§ **Entries shown**

>> Begin

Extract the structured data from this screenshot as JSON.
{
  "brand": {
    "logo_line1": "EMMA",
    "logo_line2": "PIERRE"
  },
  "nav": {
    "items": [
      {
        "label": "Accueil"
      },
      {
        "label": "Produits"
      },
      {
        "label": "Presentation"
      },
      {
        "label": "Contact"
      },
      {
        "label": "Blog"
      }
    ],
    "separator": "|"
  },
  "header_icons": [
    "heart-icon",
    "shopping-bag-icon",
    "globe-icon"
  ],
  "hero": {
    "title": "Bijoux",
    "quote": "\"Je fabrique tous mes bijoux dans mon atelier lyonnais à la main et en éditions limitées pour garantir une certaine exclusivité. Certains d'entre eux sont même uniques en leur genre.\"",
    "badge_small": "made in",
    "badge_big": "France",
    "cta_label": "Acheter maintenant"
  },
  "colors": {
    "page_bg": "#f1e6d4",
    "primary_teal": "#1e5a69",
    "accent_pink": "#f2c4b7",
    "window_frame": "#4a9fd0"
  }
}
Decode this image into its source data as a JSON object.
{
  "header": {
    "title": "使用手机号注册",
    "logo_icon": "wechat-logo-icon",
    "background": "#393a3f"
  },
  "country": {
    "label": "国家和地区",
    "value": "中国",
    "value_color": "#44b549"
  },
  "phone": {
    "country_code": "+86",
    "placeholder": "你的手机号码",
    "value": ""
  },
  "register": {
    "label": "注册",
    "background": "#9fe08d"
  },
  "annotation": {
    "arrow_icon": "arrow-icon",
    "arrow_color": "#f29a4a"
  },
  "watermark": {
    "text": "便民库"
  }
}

>> End

§ **Work to do**
Which lines include the word "data"? List them all.

§ **Answer to this task**
Extract the structured data from this screenshot as JSON.
Decode this image into its source data as a JSON object.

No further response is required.